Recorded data

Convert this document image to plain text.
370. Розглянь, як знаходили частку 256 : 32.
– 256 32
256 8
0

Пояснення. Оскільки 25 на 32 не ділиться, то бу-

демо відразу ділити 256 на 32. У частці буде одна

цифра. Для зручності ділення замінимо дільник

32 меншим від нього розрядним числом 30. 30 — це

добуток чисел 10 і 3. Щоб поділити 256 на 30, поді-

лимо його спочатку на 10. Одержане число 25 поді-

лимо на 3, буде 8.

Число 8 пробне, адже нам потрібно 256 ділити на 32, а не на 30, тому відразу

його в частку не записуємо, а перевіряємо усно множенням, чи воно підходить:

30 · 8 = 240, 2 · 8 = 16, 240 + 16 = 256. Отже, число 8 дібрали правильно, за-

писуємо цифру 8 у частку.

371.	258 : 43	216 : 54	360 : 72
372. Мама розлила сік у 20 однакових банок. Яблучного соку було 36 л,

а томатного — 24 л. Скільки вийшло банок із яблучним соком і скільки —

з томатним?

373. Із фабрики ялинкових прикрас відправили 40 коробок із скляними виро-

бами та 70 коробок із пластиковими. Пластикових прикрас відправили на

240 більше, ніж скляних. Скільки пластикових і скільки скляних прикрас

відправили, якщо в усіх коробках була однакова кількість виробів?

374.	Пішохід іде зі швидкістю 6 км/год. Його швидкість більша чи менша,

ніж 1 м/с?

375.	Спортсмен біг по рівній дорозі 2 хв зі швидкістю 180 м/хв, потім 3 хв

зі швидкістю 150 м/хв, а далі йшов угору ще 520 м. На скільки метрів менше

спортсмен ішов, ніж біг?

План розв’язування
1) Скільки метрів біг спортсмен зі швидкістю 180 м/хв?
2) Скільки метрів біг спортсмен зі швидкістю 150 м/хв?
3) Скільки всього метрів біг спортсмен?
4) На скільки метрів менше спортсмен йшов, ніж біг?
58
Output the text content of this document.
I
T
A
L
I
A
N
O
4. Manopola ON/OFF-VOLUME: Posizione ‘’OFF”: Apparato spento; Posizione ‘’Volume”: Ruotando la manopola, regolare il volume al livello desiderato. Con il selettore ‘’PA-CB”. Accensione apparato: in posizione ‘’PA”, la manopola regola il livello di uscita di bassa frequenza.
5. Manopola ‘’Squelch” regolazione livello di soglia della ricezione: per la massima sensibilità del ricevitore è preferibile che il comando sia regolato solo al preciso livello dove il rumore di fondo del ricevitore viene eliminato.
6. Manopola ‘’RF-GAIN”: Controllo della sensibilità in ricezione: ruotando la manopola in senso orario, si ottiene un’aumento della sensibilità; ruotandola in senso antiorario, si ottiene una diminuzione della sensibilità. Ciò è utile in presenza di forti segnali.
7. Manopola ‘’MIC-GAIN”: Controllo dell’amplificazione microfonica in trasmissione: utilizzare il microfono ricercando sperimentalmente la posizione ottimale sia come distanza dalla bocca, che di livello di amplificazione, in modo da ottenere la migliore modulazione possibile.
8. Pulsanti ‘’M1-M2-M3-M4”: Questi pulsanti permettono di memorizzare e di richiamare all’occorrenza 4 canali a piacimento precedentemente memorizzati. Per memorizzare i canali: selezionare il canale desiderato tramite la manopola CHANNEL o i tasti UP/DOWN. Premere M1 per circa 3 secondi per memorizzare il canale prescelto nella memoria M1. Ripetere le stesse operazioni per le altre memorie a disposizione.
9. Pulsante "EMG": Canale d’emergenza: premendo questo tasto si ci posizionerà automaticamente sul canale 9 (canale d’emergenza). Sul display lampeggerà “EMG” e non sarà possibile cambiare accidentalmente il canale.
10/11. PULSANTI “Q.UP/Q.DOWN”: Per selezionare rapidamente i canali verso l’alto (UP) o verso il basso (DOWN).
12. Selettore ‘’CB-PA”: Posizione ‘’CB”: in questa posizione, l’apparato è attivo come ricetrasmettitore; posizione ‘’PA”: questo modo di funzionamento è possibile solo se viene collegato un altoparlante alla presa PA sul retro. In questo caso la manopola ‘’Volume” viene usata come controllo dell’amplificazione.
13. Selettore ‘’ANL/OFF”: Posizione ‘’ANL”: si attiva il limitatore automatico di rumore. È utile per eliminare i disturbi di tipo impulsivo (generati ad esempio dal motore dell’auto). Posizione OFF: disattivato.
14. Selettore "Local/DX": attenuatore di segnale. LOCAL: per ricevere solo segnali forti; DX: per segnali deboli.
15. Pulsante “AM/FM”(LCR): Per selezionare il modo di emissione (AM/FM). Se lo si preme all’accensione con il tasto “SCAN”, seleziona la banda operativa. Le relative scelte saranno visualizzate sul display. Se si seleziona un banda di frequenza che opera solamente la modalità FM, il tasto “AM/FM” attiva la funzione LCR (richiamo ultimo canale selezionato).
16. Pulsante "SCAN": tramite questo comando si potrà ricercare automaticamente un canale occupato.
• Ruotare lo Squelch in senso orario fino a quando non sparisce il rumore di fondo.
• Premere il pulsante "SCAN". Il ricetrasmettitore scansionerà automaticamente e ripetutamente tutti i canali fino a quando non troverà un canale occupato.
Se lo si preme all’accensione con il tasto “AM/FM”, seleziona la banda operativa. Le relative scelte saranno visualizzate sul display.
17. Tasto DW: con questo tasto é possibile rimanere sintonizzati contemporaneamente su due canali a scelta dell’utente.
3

=== BRIEF ===
Each record above should be restated word for word.

=== EXPECTED OUTPUT ===
Convert this document image to plain text.
370. Розглянь, як знаходили частку 256 : 32.
– 256 32
256 8
0

Пояснення. Оскільки 25 на 32 не ділиться, то бу-

демо відразу ділити 256 на 32. У частці буде одна

цифра. Для зручності ділення замінимо дільник

32 меншим від нього розрядним числом 30. 30 — це

добуток чисел 10 і 3. Щоб поділити 256 на 30, поді-

лимо його спочатку на 10. Одержане число 25 поді-

лимо на 3, буде 8.

Число 8 пробне, адже нам потрібно 256 ділити на 32, а не на 30, тому відразу

його в частку не записуємо, а перевіряємо усно множенням, чи воно підходить:

30 · 8 = 240, 2 · 8 = 16, 240 + 16 = 256. Отже, число 8 дібрали правильно, за-

писуємо цифру 8 у частку.

371.	258 : 43	216 : 54	360 : 72
372. Мама розлила сік у 20 однакових банок. Яблучного соку було 36 л,

а томатного — 24 л. Скільки вийшло банок із яблучним соком і скільки —

з томатним?

373. Із фабрики ялинкових прикрас відправили 40 коробок із скляними виро-

бами та 70 коробок із пластиковими. Пластикових прикрас відправили на

240 більше, ніж скляних. Скільки пластикових і скільки скляних прикрас

відправили, якщо в усіх коробках була однакова кількість виробів?

374.	Пішохід іде зі швидкістю 6 км/год. Його швидкість більша чи менша,

ніж 1 м/с?

375.	Спортсмен біг по рівній дорозі 2 хв зі швидкістю 180 м/хв, потім 3 хв

зі швидкістю 150 м/хв, а далі йшов угору ще 520 м. На скільки метрів менше

спортсмен ішов, ніж біг?

План розв’язування
1) Скільки метрів біг спортсмен зі швидкістю 180 м/хв?
2) Скільки метрів біг спортсмен зі швидкістю 150 м/хв?
3) Скільки всього метрів біг спортсмен?
4) На скільки метрів менше спортсмен йшов, ніж біг?
58
Output the text content of this document.
I
T
A
L
I
A
N
O
4. Manopola ON/OFF-VOLUME: Posizione ‘’OFF”: Apparato spento; Posizione ‘’Volume”: Ruotando la manopola, regolare il volume al livello desiderato. Con il selettore ‘’PA-CB”. Accensione apparato: in posizione ‘’PA”, la manopola regola il livello di uscita di bassa frequenza.
5. Manopola ‘’Squelch” regolazione livello di soglia della ricezione: per la massima sensibilità del ricevitore è preferibile che il comando sia regolato solo al preciso livello dove il rumore di fondo del ricevitore viene eliminato.
6. Manopola ‘’RF-GAIN”: Controllo della sensibilità in ricezione: ruotando la manopola in senso orario, si ottiene un’aumento della sensibilità; ruotandola in senso antiorario, si ottiene una diminuzione della sensibilità. Ciò è utile in presenza di forti segnali.
7. Manopola ‘’MIC-GAIN”: Controllo dell’amplificazione microfonica in trasmissione: utilizzare il microfono ricercando sperimentalmente la posizione ottimale sia come distanza dalla bocca, che di livello di amplificazione, in modo da ottenere la migliore modulazione possibile.
8. Pulsanti ‘’M1-M2-M3-M4”: Questi pulsanti permettono di memorizzare e di richiamare all’occorrenza 4 canali a piacimento precedentemente memorizzati. Per memorizzare i canali: selezionare il canale desiderato tramite la manopola CHANNEL o i tasti UP/DOWN. Premere M1 per circa 3 secondi per memorizzare il canale prescelto nella memoria M1. Ripetere le stesse operazioni per le altre memorie a disposizione.
9. Pulsante "EMG": Canale d’emergenza: premendo questo tasto si ci posizionerà automaticamente sul canale 9 (canale d’emergenza). Sul display lampeggerà “EMG” e non sarà possibile cambiare accidentalmente il canale.
10/11. PULSANTI “Q.UP/Q.DOWN”: Per selezionare rapidamente i canali verso l’alto (UP) o verso il basso (DOWN).
12. Selettore ‘’CB-PA”: Posizione ‘’CB”: in questa posizione, l’apparato è attivo come ricetrasmettitore; posizione ‘’PA”: questo modo di funzionamento è possibile solo se viene collegato un altoparlante alla presa PA sul retro. In questo caso la manopola ‘’Volume” viene usata come controllo dell’amplificazione.
13. Selettore ‘’ANL/OFF”: Posizione ‘’ANL”: si attiva il limitatore automatico di rumore. È utile per eliminare i disturbi di tipo impulsivo (generati ad esempio dal motore dell’auto). Posizione OFF: disattivato.
14. Selettore "Local/DX": attenuatore di segnale. LOCAL: per ricevere solo segnali forti; DX: per segnali deboli.
15. Pulsante “AM/FM”(LCR): Per selezionare il modo di emissione (AM/FM). Se lo si preme all’accensione con il tasto “SCAN”, seleziona la banda operativa. Le relative scelte saranno visualizzate sul display. Se si seleziona un banda di frequenza che opera solamente la modalità FM, il tasto “AM/FM” attiva la funzione LCR (richiamo ultimo canale selezionato).
16. Pulsante "SCAN": tramite questo comando si potrà ricercare automaticamente un canale occupato.
• Ruotare lo Squelch in senso orario fino a quando non sparisce il rumore di fondo.
• Premere il pulsante "SCAN". Il ricetrasmettitore scansionerà automaticamente e ripetutamente tutti i canali fino a quando non troverà un canale occupato.
Se lo si preme all’accensione con il tasto “AM/FM”, seleziona la banda operativa. Le relative scelte saranno visualizzate sul display.
17. Tasto DW: con questo tasto é possibile rimanere sintonizzati contemporaneamente su due canali a scelta dell’utente.
3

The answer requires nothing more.